──────── DATA LINES ────────
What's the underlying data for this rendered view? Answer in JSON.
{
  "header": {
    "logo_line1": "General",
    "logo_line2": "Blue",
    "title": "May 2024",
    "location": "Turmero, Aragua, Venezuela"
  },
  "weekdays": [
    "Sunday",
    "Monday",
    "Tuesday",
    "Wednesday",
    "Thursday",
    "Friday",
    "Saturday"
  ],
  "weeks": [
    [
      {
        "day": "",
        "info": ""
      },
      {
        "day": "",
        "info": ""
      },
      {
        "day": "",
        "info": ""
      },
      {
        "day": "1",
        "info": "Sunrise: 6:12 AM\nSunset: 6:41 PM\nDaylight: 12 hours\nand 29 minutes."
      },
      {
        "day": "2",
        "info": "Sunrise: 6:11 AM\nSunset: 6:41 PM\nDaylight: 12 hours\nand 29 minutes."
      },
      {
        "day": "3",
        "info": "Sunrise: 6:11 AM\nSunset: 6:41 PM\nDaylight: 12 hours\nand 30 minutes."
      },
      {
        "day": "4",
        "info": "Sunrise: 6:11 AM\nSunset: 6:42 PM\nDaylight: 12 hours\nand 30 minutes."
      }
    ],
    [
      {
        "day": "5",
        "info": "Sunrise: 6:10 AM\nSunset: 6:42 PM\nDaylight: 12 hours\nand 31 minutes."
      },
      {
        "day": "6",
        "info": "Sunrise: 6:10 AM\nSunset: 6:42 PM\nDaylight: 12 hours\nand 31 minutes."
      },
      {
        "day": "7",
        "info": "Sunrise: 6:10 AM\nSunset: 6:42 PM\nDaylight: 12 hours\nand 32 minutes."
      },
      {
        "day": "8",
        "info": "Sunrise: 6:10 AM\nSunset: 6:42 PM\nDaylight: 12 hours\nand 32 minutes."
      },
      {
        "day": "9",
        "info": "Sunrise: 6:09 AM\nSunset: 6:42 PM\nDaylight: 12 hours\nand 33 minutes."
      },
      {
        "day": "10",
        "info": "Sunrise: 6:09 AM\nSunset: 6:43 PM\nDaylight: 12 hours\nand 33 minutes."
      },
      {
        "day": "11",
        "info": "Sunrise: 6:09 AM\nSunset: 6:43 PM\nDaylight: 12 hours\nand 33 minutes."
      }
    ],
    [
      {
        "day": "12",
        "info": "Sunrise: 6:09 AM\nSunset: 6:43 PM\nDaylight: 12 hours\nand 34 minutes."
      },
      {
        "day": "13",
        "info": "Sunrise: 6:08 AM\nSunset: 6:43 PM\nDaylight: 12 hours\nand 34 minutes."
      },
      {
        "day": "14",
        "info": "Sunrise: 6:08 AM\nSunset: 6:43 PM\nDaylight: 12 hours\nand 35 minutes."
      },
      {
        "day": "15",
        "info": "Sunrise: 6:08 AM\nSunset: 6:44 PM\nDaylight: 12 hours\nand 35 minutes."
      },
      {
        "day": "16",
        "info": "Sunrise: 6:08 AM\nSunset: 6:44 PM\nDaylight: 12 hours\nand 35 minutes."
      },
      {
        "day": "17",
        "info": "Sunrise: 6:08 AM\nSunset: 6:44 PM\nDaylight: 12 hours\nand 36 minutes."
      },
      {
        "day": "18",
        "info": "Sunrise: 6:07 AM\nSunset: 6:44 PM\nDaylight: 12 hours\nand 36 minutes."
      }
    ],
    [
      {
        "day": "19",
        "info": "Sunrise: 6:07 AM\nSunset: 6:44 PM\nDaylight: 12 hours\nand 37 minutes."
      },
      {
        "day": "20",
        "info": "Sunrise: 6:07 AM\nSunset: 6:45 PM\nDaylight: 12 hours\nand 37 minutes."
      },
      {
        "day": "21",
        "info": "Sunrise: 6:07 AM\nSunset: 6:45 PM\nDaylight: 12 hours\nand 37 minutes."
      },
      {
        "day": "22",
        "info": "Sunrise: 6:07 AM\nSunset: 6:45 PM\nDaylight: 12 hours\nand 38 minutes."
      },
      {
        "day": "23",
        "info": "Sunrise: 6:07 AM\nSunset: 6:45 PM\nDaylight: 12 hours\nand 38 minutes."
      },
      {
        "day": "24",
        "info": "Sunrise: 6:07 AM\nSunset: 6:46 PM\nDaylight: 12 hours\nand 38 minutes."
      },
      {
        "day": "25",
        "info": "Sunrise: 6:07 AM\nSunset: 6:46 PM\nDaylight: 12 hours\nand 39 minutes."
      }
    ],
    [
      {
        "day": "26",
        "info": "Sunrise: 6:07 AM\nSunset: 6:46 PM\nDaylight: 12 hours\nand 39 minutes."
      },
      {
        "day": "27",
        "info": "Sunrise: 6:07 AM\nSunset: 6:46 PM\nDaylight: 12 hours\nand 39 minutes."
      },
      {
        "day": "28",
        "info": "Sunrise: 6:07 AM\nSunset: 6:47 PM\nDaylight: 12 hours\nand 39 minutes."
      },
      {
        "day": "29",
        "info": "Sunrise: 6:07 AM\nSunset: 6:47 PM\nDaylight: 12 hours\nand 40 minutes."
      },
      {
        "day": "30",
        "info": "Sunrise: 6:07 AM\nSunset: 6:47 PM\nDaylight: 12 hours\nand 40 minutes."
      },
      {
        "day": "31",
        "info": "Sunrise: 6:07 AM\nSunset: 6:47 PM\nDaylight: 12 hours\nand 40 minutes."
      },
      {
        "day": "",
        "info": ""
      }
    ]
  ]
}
────────
**INSTRUCTION:**
Return every line exactly.

**SOLUTION TO THE EXERCISE:**
What's the underlying data for this rendered view? Answer in JSON.
{
  "header": {
    "logo_line1": "General",
    "logo_line2": "Blue",
    "title": "May 2024",
    "location": "Turmero, Aragua, Venezuela"
  },
  "weekdays": [
    "Sunday",
    "Monday",
    "Tuesday",
    "Wednesday",
    "Thursday",
    "Friday",
    "Saturday"
  ],
  "weeks": [
    [
      {
        "day": "",
        "info": ""
      },
      {
        "day": "",
        "info": ""
      },
      {
        "day": "",
        "info": ""
      },
      {
        "day": "1",
        "info": "Sunrise: 6:12 AM\nSunset: 6:41 PM\nDaylight: 12 hours\nand 29 minutes."
      },
      {
        "day": "2",
        "info": "Sunrise: 6:11 AM\nSunset: 6:41 PM\nDaylight: 12 hours\nand 29 minutes."
      },
      {
        "day": "3",
        "info": "Sunrise: 6:11 AM\nSunset: 6:41 PM\nDaylight: 12 hours\nand 30 minutes."
      },
      {
        "day": "4",
        "info": "Sunrise: 6:11 AM\nSunset: 6:42 PM\nDaylight: 12 hours\nand 30 minutes."
      }
    ],
    [
      {
        "day": "5",
        "info": "Sunrise: 6:10 AM\nSunset: 6:42 PM\nDaylight: 12 hours\nand 31 minutes."
      },
      {
        "day": "6",
        "info": "Sunrise: 6:10 AM\nSunset: 6:42 PM\nDaylight: 12 hours\nand 31 minutes."
      },
      {
        "day": "7",
        "info": "Sunrise: 6:10 AM\nSunset: 6:42 PM\nDaylight: 12 hours\nand 32 minutes."
      },
      {
        "day": "8",
        "info": "Sunrise: 6:10 AM\nSunset: 6:42 PM\nDaylight: 12 hours\nand 32 minutes."
      },
      {
        "day": "9",
        "info": "Sunrise: 6:09 AM\nSunset: 6:42 PM\nDaylight: 12 hours\nand 33 minutes."
      },
      {
        "day": "10",
        "info": "Sunrise: 6:09 AM\nSunset: 6:43 PM\nDaylight: 12 hours\nand 33 minutes."
      },
      {
        "day": "11",
        "info": "Sunrise: 6:09 AM\nSunset: 6:43 PM\nDaylight: 12 hours\nand 33 minutes."
      }
    ],
    [
      {
        "day": "12",
        "info": "Sunrise: 6:09 AM\nSunset: 6:43 PM\nDaylight: 12 hours\nand 34 minutes."
      },
      {
        "day": "13",
        "info": "Sunrise: 6:08 AM\nSunset: 6:43 PM\nDaylight: 12 hours\nand 34 minutes."
      },
      {
        "day": "14",
        "info": "Sunrise: 6:08 AM\nSunset: 6:43 PM\nDaylight: 12 hours\nand 35 minutes."
      },
      {
        "day": "15",
        "info": "Sunrise: 6:08 AM\nSunset: 6:44 PM\nDaylight: 12 hours\nand 35 minutes."
      },
      {
        "day": "16",
        "info": "Sunrise: 6:08 AM\nSunset: 6:44 PM\nDaylight: 12 hours\nand 35 minutes."
      },
      {
        "day": "17",
        "info": "Sunrise: 6:08 AM\nSunset: 6:44 PM\nDaylight: 12 hours\nand 36 minutes."
      },
      {
        "day": "18",
        "info": "Sunrise: 6:07 AM\nSunset: 6:44 PM\nDaylight: 12 hours\nand 36 minutes."
      }
    ],
    [
      {
        "day": "19",
        "info": "Sunrise: 6:07 AM\nSunset: 6:44 PM\nDaylight: 12 hours\nand 37 minutes."
      },
      {
        "day": "20",
        "info": "Sunrise: 6:07 AM\nSunset: 6:45 PM\nDaylight: 12 hours\nand 37 minutes."
      },
      {
        "day": "21",
        "info": "Sunrise: 6:07 AM\nSunset: 6:45 PM\nDaylight: 12 hours\nand 37 minutes."
      },
      {
        "day": "22",
        "info": "Sunrise: 6:07 AM\nSunset: 6:45 PM\nDaylight: 12 hours\nand 38 minutes."
      },
      {
        "day": "23",
        "info": "Sunrise: 6:07 AM\nSunset: 6:45 PM\nDaylight: 12 hours\nand 38 minutes."
      },
      {
        "day": "24",
        "info": "Sunrise: 6:07 AM\nSunset: 6:46 PM\nDaylight: 12 hours\nand 38 minutes."
      },
      {
        "day": "25",
        "info": "Sunrise: 6:07 AM\nSunset: 6:46 PM\nDaylight: 12 hours\nand 39 minutes."
      }
    ],
    [
      {
        "day": "26",
        "info": "Sunrise: 6:07 AM\nSunset: 6:46 PM\nDaylight: 12 hours\nand 39 minutes."
      },
      {
        "day": "27",
        "info": "Sunrise: 6:07 AM\nSunset: 6:46 PM\nDaylight: 12 hours\nand 39 minutes."
      },
      {
        "day": "28",
        "info": "Sunrise: 6:07 AM\nSunset: 6:47 PM\nDaylight: 12 hours\nand 39 minutes."
      },
      {
        "day": "29",
        "info": "Sunrise: 6:07 AM\nSunset: 6:47 PM\nDaylight: 12 hours\nand 40 minutes."
      },
      {
        "day": "30",
        "info": "Sunrise: 6:07 AM\nSunset: 6:47 PM\nDaylight: 12 hours\nand 40 minutes."
      },
      {
        "day": "31",
        "info": "Sunrise: 6:07 AM\nSunset: 6:47 PM\nDaylight: 12 hours\nand 40 minutes."
      },
      {
        "day": "",
        "info": ""
      }
    ]
  ]
}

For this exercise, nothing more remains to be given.